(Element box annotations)
********************

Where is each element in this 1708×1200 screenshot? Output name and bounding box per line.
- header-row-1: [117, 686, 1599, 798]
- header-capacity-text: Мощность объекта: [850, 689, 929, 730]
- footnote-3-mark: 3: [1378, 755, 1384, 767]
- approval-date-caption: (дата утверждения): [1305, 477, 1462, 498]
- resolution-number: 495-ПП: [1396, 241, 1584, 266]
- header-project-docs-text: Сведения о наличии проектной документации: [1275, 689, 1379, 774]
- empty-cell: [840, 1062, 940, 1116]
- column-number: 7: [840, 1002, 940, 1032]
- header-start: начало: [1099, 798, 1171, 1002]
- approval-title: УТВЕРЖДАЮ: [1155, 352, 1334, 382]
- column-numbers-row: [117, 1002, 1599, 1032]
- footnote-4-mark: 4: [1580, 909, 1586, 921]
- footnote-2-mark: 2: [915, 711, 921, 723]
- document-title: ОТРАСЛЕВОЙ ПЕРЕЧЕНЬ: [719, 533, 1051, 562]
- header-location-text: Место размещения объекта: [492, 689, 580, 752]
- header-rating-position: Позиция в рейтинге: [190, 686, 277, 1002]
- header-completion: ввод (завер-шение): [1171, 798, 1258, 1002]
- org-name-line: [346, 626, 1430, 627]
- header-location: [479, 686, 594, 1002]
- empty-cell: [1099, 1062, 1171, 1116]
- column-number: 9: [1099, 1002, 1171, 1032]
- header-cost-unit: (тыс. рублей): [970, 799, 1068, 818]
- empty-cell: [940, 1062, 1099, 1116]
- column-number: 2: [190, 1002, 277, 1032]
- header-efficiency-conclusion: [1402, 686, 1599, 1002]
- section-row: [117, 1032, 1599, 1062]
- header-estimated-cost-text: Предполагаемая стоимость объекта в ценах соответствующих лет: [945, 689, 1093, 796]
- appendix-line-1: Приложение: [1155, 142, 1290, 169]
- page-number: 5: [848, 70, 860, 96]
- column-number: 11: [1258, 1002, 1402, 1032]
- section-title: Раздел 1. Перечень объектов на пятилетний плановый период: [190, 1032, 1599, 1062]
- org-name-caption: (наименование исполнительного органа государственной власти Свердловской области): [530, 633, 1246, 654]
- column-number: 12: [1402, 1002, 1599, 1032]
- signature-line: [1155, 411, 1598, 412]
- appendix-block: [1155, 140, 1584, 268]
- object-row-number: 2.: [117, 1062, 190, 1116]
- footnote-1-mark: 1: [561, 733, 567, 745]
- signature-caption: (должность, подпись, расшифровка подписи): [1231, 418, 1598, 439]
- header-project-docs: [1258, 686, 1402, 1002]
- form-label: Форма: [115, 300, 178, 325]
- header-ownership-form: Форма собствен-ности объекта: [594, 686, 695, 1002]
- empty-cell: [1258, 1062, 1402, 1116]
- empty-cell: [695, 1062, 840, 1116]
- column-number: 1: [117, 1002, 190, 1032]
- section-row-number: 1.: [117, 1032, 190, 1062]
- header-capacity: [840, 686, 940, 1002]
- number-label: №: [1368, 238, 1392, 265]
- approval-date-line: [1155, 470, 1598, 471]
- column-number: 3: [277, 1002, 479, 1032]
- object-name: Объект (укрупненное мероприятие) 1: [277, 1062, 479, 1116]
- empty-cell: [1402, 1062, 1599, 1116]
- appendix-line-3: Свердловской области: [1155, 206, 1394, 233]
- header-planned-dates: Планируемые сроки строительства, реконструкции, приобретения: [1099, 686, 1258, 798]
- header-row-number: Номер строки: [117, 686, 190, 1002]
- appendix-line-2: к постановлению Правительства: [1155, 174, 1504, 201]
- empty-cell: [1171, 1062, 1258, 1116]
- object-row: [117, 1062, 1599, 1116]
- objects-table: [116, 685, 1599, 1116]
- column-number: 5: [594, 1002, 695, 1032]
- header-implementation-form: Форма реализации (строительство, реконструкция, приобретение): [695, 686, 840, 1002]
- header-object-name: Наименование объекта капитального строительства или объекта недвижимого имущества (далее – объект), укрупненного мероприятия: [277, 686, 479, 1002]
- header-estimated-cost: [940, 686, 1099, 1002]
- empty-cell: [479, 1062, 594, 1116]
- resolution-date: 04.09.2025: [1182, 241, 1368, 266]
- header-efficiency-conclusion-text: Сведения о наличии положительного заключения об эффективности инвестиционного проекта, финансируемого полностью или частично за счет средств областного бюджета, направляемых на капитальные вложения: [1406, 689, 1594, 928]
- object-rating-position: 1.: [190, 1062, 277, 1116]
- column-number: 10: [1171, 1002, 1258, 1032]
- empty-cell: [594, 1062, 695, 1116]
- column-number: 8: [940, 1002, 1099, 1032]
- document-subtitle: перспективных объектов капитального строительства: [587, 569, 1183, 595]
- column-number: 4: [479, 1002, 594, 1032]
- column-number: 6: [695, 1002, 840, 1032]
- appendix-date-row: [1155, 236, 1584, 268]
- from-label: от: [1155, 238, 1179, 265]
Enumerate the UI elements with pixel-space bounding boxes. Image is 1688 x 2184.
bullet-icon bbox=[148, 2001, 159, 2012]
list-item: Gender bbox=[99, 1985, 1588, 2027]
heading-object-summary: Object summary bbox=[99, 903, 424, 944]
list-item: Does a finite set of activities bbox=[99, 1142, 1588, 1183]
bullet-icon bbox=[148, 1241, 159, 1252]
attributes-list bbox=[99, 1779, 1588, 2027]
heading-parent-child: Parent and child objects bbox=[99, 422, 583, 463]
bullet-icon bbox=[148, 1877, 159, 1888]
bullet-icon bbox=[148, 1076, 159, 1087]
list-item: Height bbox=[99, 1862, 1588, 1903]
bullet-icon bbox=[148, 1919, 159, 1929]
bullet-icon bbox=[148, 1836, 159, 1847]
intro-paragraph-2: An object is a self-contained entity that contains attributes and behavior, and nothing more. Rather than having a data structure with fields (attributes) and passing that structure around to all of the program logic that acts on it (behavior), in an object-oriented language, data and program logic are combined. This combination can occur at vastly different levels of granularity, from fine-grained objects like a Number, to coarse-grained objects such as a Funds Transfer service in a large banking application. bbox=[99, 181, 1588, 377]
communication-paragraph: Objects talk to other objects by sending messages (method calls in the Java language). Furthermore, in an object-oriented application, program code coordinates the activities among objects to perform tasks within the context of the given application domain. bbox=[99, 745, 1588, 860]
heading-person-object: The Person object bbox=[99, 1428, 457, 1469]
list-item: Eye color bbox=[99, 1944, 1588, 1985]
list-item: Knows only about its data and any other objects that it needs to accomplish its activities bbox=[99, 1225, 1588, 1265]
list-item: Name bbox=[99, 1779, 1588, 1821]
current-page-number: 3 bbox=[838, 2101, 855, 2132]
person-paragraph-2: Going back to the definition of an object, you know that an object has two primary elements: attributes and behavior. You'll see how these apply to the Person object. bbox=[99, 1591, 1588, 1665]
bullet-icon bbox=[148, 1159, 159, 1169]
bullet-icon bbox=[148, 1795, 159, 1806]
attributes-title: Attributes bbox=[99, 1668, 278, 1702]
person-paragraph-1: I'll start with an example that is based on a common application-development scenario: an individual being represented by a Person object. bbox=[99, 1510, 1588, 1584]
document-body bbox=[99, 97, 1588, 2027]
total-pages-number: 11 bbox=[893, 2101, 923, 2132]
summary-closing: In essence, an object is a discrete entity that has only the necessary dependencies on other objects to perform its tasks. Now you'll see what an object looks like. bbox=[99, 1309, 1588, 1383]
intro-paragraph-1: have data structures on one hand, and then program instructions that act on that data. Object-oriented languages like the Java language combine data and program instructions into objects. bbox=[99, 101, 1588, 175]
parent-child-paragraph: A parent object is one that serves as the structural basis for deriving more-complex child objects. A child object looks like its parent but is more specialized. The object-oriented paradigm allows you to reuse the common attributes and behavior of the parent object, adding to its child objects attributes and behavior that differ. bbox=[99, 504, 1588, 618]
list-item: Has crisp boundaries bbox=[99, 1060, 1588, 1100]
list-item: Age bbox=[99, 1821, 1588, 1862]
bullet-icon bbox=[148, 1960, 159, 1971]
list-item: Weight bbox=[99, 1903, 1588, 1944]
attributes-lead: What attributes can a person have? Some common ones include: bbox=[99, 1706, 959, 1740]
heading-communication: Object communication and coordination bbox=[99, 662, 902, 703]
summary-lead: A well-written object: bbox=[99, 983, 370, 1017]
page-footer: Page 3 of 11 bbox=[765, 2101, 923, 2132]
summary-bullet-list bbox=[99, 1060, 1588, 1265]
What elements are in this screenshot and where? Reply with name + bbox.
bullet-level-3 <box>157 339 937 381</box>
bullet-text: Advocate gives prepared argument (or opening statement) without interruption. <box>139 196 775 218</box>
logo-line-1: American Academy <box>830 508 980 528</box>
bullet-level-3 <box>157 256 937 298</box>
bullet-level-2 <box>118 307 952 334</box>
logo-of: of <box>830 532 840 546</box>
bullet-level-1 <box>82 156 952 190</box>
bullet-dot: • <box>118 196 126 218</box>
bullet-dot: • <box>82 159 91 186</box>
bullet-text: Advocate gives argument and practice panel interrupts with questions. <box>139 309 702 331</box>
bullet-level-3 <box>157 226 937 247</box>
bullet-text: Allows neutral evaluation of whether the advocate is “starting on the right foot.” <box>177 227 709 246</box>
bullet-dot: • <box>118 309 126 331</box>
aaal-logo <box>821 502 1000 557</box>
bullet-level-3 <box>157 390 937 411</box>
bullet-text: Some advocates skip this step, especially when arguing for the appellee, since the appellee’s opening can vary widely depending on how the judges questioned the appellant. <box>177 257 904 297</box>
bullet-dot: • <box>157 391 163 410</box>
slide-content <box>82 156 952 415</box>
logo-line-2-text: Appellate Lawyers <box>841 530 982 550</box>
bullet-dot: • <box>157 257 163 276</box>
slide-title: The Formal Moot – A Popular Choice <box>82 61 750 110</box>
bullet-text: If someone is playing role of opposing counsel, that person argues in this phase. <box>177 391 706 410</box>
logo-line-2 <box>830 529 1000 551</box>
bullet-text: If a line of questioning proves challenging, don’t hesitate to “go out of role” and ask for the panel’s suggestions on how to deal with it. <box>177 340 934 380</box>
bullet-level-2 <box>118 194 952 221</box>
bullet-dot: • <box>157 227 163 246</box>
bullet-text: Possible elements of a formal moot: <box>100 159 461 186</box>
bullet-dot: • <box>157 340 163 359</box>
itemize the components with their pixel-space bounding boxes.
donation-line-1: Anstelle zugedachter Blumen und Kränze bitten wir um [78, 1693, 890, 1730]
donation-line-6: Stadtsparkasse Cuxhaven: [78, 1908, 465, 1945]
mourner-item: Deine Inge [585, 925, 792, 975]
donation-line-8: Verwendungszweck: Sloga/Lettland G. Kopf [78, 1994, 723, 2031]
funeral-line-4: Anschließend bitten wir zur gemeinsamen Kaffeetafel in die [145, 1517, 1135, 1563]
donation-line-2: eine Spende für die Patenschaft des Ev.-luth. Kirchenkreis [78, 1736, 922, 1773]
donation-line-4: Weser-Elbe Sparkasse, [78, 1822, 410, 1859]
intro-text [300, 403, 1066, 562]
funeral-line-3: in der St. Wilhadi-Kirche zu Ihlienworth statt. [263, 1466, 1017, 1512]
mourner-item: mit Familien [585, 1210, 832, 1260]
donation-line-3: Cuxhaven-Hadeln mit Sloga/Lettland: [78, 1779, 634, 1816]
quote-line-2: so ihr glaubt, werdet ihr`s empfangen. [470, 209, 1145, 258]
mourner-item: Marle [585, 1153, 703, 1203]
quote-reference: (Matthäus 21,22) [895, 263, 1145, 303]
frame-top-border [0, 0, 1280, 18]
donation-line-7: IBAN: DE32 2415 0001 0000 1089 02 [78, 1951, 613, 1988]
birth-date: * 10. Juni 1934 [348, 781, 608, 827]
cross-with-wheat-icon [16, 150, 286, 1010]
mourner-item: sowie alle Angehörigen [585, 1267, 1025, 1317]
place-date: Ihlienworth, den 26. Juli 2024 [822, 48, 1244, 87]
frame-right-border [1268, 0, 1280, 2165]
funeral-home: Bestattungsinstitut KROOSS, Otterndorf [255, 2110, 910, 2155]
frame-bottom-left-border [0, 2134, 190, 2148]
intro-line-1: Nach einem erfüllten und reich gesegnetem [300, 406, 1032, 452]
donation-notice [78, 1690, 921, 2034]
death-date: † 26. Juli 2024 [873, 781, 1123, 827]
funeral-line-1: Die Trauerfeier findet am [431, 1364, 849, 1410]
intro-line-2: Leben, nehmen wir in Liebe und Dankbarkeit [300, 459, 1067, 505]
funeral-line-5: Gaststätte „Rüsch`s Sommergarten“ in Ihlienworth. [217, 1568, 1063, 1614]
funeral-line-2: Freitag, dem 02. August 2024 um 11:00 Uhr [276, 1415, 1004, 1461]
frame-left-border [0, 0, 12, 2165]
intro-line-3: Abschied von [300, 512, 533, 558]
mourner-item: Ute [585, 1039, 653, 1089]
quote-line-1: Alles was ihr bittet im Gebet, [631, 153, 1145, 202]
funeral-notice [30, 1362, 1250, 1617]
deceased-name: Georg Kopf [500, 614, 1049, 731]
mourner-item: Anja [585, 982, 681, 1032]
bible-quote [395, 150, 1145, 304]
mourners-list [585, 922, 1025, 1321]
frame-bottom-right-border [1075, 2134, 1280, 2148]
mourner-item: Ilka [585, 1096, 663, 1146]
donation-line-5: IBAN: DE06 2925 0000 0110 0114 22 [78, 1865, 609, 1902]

********************

== WRITTEN INSTRUCTION ==
Convert the lines of the items, starting at the first line and ending with the line that contains "- header-start: начало: [1099, 798, 1171, 1002]", into a JSON list of strings with one string per line, leaving out blank lines.

== PROBLEM SOLUTION ==
[
  "Where is each element in this 1708×1200 screenshot? Output name and bounding box per line.",
  "- header-row-1: [117, 686, 1599, 798]",
  "- header-capacity-text: Мощность объекта: [850, 689, 929, 730]",
  "- footnote-3-mark: 3: [1378, 755, 1384, 767]",
  "- approval-date-caption: (дата утверждения): [1305, 477, 1462, 498]",
  "- resolution-number: 495-ПП: [1396, 241, 1584, 266]",
  "- header-project-docs-text: Сведения о наличии проектной документации: [1275, 689, 1379, 774]",
  "- empty-cell: [840, 1062, 940, 1116]",
  "- column-number: 7: [840, 1002, 940, 1032]",
  "- header-start: начало: [1099, 798, 1171, 1002]"
]